Reproduce every line in the listing that contains the word "INOX".

....

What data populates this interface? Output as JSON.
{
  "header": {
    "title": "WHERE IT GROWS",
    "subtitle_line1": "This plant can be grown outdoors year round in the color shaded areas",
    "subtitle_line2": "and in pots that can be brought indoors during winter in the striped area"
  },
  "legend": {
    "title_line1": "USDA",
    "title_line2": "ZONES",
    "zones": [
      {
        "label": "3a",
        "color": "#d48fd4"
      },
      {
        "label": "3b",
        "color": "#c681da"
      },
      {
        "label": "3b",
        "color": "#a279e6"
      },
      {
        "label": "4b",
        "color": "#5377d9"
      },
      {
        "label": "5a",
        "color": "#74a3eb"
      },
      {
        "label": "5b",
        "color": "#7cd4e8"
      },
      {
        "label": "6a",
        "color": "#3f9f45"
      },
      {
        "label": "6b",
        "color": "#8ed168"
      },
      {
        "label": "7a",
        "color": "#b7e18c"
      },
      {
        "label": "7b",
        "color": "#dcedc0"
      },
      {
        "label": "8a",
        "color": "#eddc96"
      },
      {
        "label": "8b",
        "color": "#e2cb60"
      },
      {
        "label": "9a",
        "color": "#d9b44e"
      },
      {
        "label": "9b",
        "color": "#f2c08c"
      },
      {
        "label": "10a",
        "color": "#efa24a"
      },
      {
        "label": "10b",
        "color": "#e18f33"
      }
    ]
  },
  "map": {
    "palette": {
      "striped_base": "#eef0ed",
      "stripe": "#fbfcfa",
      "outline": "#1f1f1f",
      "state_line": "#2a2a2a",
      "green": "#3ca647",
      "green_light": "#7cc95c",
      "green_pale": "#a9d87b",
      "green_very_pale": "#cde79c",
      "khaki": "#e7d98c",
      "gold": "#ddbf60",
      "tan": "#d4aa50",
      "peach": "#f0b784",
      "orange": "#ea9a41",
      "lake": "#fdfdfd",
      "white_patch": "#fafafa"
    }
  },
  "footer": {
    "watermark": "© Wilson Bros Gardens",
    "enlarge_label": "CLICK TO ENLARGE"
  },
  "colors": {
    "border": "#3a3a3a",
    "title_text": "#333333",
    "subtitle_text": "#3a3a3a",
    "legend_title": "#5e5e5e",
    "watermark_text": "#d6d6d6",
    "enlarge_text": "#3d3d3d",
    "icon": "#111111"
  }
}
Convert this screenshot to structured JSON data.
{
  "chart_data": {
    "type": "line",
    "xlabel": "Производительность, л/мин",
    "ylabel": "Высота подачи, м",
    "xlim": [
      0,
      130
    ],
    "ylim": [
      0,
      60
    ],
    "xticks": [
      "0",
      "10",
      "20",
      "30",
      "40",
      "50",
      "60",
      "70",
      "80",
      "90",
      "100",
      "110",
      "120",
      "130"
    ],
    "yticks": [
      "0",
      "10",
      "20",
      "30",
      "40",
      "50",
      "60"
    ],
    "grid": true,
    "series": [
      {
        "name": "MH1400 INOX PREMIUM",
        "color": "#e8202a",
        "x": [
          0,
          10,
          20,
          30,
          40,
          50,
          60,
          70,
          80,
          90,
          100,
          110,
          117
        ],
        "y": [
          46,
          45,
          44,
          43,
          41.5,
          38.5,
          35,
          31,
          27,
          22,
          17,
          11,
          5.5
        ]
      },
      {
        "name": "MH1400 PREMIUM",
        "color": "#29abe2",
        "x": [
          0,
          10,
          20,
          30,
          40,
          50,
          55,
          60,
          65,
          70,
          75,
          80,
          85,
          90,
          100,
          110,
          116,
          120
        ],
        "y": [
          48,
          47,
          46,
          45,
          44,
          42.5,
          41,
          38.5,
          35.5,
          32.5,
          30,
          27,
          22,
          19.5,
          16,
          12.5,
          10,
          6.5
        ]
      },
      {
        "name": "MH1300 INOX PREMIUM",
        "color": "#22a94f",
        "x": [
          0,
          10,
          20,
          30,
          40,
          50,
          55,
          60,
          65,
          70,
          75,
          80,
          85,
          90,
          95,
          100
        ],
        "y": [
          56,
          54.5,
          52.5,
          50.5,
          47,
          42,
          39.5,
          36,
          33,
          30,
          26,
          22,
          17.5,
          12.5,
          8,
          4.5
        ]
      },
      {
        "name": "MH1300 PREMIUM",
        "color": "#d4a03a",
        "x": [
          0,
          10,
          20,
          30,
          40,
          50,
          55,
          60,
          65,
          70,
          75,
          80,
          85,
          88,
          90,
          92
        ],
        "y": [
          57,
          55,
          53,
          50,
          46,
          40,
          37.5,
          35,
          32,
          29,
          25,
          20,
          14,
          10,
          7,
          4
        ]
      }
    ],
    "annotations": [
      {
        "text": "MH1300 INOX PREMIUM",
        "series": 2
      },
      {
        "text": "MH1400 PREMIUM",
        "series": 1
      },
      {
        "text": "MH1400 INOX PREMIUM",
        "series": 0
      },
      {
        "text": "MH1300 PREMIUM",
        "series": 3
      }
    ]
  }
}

....

### Exercise output
        "name": "MH1400 INOX PREMIUM",
        "name": "MH1300 INOX PREMIUM",
        "text": "MH1300 INOX PREMIUM",
        "text": "MH1400 INOX PREMIUM",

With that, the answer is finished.